• [EXCERPTED PASSAGE]
----
Muralist and children’s book creator Katie Yamasaki has just released Dad Bakes this fall, a stunning picture book that tells the story of a formerly incarcerated man who bakes in his community and with his daughter. As we follow Dad throughout the day, we watch him walk to work while the moon is still up. Working side by side with other smiling and tattooed bakers, Dad scoops, kneads, and rolls. After the dough and sun rise, he comes home to his daughter. They play, bake, wait, rest and enjoy what they’ve made together.

As someone whose family has been impacted by incarceration, I was moved by the book’s intimate story of reentry, a process that is often expected to just happen but isn’t as often talked about or seen. Dad Bakes shows us the importance of community support as we watch Dad work alongside his fellow bakers at Rise Up! Bakery all morning and spend the rest of the day hanging out with and caring for his daughter. And she cares for him too: the daughter, the book’s narrator, gives him time to rest after work and greets him with a glass of juice when he wakes. As readers, we get a peek into a community and family that cherishes one another while experiencing time a little differently.

Dad Bakes is a special book that opens up important conversations around incarceration and care across generations. I was lucky enough to get to chat with author Katie Yamasaki about Dad Bakes, art as healing, abolition and more.
----
• [RECORDS SHOWN]
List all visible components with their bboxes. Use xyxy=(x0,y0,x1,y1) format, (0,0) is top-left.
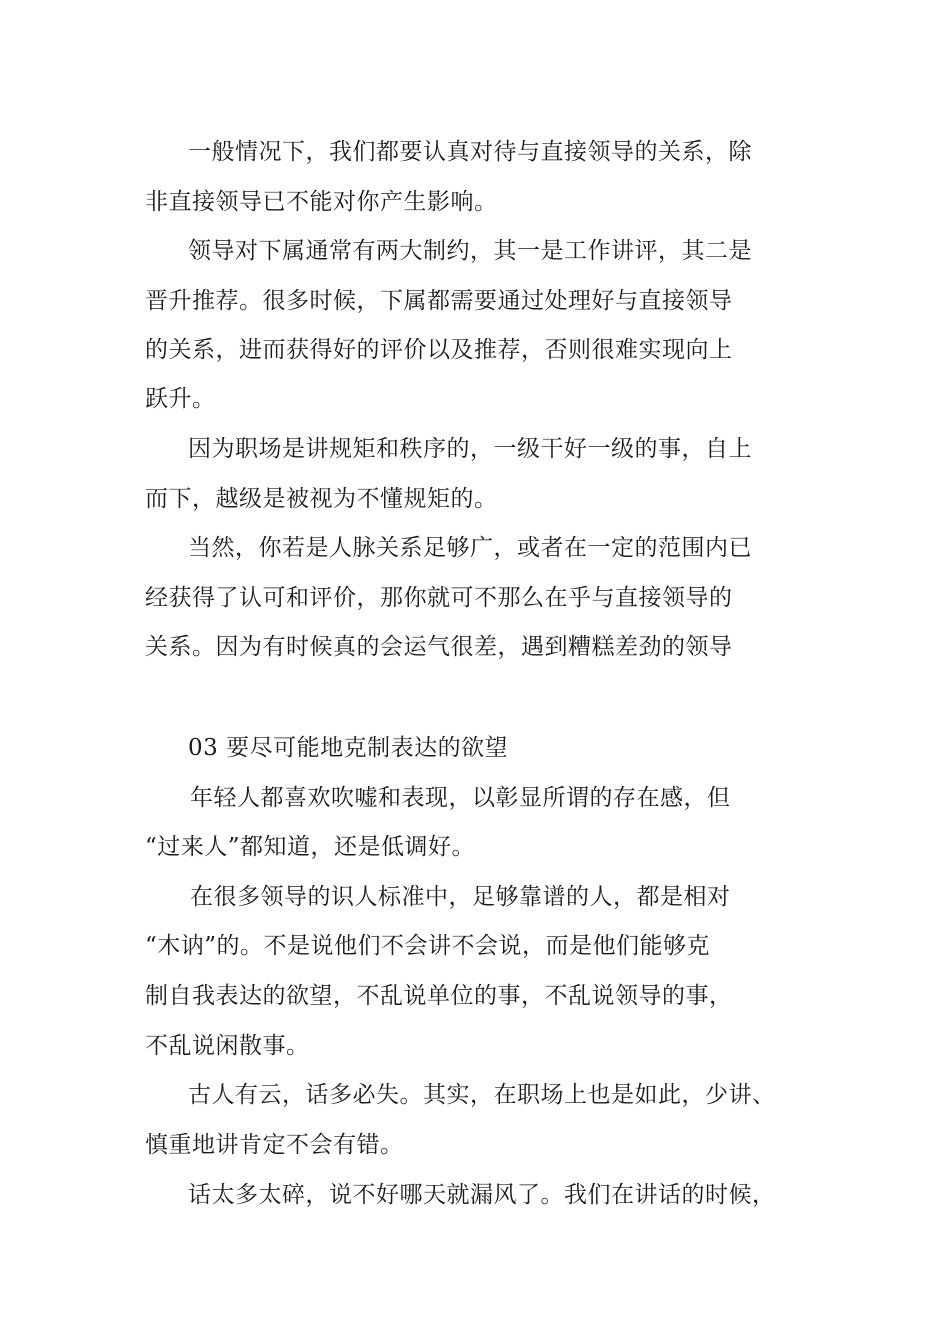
paragraph-5-line-1: 年轻人都喜欢吹嘘和表现，以彰显所谓的存在感，但 xyxy=(190,785,731,811)
paragraph-8-line-1: 话太多太碎，说不好哪天就漏风了。我们在讲话的时候， xyxy=(188,1182,776,1208)
paragraph-3-line-2: 而下，越级是被视为不懂规矩的。 xyxy=(145,486,498,512)
paragraph-4-line-1: 当然，你若是人脉关系足够广，或者在一定的范围内已 xyxy=(188,535,752,561)
paragraph-1-line-2: 非直接领导已不能对你产生影响。 xyxy=(145,189,498,215)
paragraph-7-line-2: 慎重地讲肯定不会有错。 xyxy=(145,1132,404,1158)
paragraph-6-line-3: 制自我表达的欲望，不乱说单位的事，不乱说领导的事， xyxy=(145,983,733,1009)
paragraph-6-line-1: 在很多领导的识人标准中，足够靠谱的人，都是相对 xyxy=(190,884,731,910)
paragraph-2-line-3: 的关系，进而获得好的评价以及推荐，否则很难实现向上 xyxy=(145,337,733,363)
paragraph-4-line-2: 经获得了认可和评价，那你就可不那么在乎与直接领导的 xyxy=(145,585,733,611)
paragraph-3-line-1: 因为职场是讲规矩和秩序的，一级干好一级的事，自上 xyxy=(188,436,752,462)
paragraph-7-line-1: 古人有云，话多必失。其实，在职场上也是如此，少讲、 xyxy=(188,1082,776,1108)
section-heading: 03 要尽可能地克制表达的欲望 xyxy=(188,735,509,761)
paragraph-1-line-1: 一般情况下，我们都要认真对待与直接领导的关系，除 xyxy=(188,139,752,165)
paragraph-4-line-3: 关系。因为有时候真的会运气很差，遇到糟糕差劲的领导 xyxy=(145,634,733,660)
paragraph-2-line-2: 晋升推荐。很多时候，下属都需要通过处理好与直接领导 xyxy=(145,288,733,314)
paragraph-6-line-4: 不乱说闲散事。 xyxy=(145,1033,310,1059)
paragraph-6-line-2: “木讷”的。不是说他们不会讲不会说，而是他们能够克 xyxy=(145,933,711,959)
paragraph-5-line-2: “过来人”都知道，还是低调好。 xyxy=(145,834,476,860)
paragraph-2-line-1: 领导对下属通常有两大制约，其一是工作讲评，其二是 xyxy=(188,238,752,264)
paragraph-2-line-4: 跃升。 xyxy=(145,386,216,412)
----
• [GIVEN REQUEST 1] From the passage about Dad Bakes above, reproduce the stretch from "Muralist and children’s" through "they’ve made together." word for word.
• [GIVEN REQUEST 2]
According to the passage about Dad Bakes above, are the following statements true? Answer yes or no for each, and quote the words from the passage that decide it.
(a) The daughter is the narrator of the book.
(b) Dad walks to work after the sun has risen.
(c) Dad works at a bakery called Rise Up! Bakery.

• [TASK RESULT 1]
Muralist and children’s book creator Katie Yamasaki has just released Dad Bakes this fall, a stunning picture book that tells the story of a formerly incarcerated man who bakes in his community and with his daughter. As we follow Dad throughout the day, we watch him walk to work while the moon is still up. Working side by side with other smiling and tattooed bakers, Dad scoops, kneads, and rolls. After the dough and sun rise, he comes home to his daughter. They play, bake, wait, rest and enjoy what they’ve made together.

• [TASK RESULT 2]
(a) Yes: "the daughter, the book’s narrator, gives him time to rest after work"
(b) No: "we watch him walk to work while the moon is still up"
(c) Yes: "work alongside his fellow bakers at Rise Up! Bakery"